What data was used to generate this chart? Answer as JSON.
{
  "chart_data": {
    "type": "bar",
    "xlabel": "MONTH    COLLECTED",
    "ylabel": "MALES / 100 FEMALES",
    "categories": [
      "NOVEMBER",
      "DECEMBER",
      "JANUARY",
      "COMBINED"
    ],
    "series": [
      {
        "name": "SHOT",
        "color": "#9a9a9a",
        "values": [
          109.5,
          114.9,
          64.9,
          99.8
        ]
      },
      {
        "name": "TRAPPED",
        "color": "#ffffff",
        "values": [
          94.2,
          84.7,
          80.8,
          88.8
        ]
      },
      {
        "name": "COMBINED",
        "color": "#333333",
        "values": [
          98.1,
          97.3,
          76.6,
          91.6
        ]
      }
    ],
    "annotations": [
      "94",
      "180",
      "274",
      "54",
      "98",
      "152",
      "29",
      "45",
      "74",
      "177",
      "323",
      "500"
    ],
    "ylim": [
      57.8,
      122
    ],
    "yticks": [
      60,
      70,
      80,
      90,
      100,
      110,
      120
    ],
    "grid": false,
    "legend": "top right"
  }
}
------------------------------------
> _STATED GOAL_: From the records above, extract every line exactly as it stands.

> _SOLVED EXERCISE_:
What data was used to generate this chart? Answer as JSON.
{
  "chart_data": {
    "type": "bar",
    "xlabel": "MONTH    COLLECTED",
    "ylabel": "MALES / 100 FEMALES",
    "categories": [
      "NOVEMBER",
      "DECEMBER",
      "JANUARY",
      "COMBINED"
    ],
    "series": [
      {
        "name": "SHOT",
        "color": "#9a9a9a",
        "values": [
          109.5,
          114.9,
          64.9,
          99.8
        ]
      },
      {
        "name": "TRAPPED",
        "color": "#ffffff",
        "values": [
          94.2,
          84.7,
          80.8,
          88.8
        ]
      },
      {
        "name": "COMBINED",
        "color": "#333333",
        "values": [
          98.1,
          97.3,
          76.6,
          91.6
        ]
      }
    ],
    "annotations": [
      "94",
      "180",
      "274",
      "54",
      "98",
      "152",
      "29",
      "45",
      "74",
      "177",
      "323",
      "500"
    ],
    "ylim": [
      57.8,
      122
    ],
    "yticks": [
      60,
      70,
      80,
      90,
      100,
      110,
      120
    ],
    "grid": false,
    "legend": "top right"
  }
}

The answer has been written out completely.